- Data supplied
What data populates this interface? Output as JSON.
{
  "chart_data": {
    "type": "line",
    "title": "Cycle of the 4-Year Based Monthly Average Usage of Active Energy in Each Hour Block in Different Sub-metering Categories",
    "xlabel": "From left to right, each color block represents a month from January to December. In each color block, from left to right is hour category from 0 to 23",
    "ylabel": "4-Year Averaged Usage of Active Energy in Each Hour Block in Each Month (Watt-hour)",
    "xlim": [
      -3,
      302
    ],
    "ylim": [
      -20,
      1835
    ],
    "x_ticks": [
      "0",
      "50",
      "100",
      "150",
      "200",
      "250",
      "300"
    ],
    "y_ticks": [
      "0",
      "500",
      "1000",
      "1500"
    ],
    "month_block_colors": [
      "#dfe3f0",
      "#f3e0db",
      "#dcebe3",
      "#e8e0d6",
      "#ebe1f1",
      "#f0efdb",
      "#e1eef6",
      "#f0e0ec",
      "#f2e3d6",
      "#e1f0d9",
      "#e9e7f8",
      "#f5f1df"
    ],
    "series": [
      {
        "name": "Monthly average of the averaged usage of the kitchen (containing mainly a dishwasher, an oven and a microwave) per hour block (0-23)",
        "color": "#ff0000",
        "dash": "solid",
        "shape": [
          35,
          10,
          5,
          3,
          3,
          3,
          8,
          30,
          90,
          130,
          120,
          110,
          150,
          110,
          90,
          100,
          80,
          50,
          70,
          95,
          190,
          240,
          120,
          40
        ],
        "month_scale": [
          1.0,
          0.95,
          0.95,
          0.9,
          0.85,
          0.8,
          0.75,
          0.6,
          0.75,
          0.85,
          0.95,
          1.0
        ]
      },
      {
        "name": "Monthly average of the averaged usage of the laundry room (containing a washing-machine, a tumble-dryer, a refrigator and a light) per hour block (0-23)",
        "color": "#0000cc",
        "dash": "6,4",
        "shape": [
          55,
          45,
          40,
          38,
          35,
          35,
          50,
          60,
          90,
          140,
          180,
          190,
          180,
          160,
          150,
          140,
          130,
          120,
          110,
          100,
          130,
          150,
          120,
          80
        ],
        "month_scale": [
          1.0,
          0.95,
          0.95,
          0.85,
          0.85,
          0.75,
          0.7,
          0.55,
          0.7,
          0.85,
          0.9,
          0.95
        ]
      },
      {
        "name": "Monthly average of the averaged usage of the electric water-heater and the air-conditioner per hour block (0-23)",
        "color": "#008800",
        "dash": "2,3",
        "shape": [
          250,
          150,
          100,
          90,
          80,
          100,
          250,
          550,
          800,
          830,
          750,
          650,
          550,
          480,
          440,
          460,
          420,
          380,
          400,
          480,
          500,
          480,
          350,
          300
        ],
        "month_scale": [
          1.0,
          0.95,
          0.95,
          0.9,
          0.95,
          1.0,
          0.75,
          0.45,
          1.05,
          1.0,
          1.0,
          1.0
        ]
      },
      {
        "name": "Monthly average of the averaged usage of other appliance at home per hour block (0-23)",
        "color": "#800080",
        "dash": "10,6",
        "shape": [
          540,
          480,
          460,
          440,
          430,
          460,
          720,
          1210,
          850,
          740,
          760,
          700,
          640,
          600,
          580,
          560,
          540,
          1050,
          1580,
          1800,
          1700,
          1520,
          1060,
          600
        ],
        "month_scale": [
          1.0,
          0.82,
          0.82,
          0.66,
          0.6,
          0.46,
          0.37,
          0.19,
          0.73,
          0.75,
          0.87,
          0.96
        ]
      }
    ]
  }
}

- To be done
Reproduce each entry above exactly, keeping every word.

- Result of the exercise
What data populates this interface? Output as JSON.
{
  "chart_data": {
    "type": "line",
    "title": "Cycle of the 4-Year Based Monthly Average Usage of Active Energy in Each Hour Block in Different Sub-metering Categories",
    "xlabel": "From left to right, each color block represents a month from January to December. In each color block, from left to right is hour category from 0 to 23",
    "ylabel": "4-Year Averaged Usage of Active Energy in Each Hour Block in Each Month (Watt-hour)",
    "xlim": [
      -3,
      302
    ],
    "ylim": [
      -20,
      1835
    ],
    "x_ticks": [
      "0",
      "50",
      "100",
      "150",
      "200",
      "250",
      "300"
    ],
    "y_ticks": [
      "0",
      "500",
      "1000",
      "1500"
    ],
    "month_block_colors": [
      "#dfe3f0",
      "#f3e0db",
      "#dcebe3",
      "#e8e0d6",
      "#ebe1f1",
      "#f0efdb",
      "#e1eef6",
      "#f0e0ec",
      "#f2e3d6",
      "#e1f0d9",
      "#e9e7f8",
      "#f5f1df"
    ],
    "series": [
      {
        "name": "Monthly average of the averaged usage of the kitchen (containing mainly a dishwasher, an oven and a microwave) per hour block (0-23)",
        "color": "#ff0000",
        "dash": "solid",
        "shape": [
          35,
          10,
          5,
          3,
          3,
          3,
          8,
          30,
          90,
          130,
          120,
          110,
          150,
          110,
          90,
          100,
          80,
          50,
          70,
          95,
          190,
          240,
          120,
          40
        ],
        "month_scale": [
          1.0,
          0.95,
          0.95,
          0.9,
          0.85,
          0.8,
          0.75,
          0.6,
          0.75,
          0.85,
          0.95,
          1.0
        ]
      },
      {
        "name": "Monthly average of the averaged usage of the laundry room (containing a washing-machine, a tumble-dryer, a refrigator and a light) per hour block (0-23)",
        "color": "#0000cc",
        "dash": "6,4",
        "shape": [
          55,
          45,
          40,
          38,
          35,
          35,
          50,
          60,
          90,
          140,
          180,
          190,
          180,
          160,
          150,
          140,
          130,
          120,
          110,
          100,
          130,
          150,
          120,
          80
        ],
        "month_scale": [
          1.0,
          0.95,
          0.95,
          0.85,
          0.85,
          0.75,
          0.7,
          0.55,
          0.7,
          0.85,
          0.9,
          0.95
        ]
      },
      {
        "name": "Monthly average of the averaged usage of the electric water-heater and the air-conditioner per hour block (0-23)",
        "color": "#008800",
        "dash": "2,3",
        "shape": [
          250,
          150,
          100,
          90,
          80,
          100,
          250,
          550,
          800,
          830,
          750,
          650,
          550,
          480,
          440,
          460,
          420,
          380,
          400,
          480,
          500,
          480,
          350,
          300
        ],
        "month_scale": [
          1.0,
          0.95,
          0.95,
          0.9,
          0.95,
          1.0,
          0.75,
          0.45,
          1.05,
          1.0,
          1.0,
          1.0
        ]
      },
      {
        "name": "Monthly average of the averaged usage of other appliance at home per hour block (0-23)",
        "color": "#800080",
        "dash": "10,6",
        "shape": [
          540,
          480,
          460,
          440,
          430,
          460,
          720,
          1210,
          850,
          740,
          760,
          700,
          640,
          600,
          580,
          560,
          540,
          1050,
          1580,
          1800,
          1700,
          1520,
          1060,
          600
        ],
        "month_scale": [
          1.0,
          0.82,
          0.82,
          0.66,
          0.6,
          0.46,
          0.37,
          0.19,
          0.73,
          0.75,
          0.87,
          0.96
        ]
      }
    ]
  }
}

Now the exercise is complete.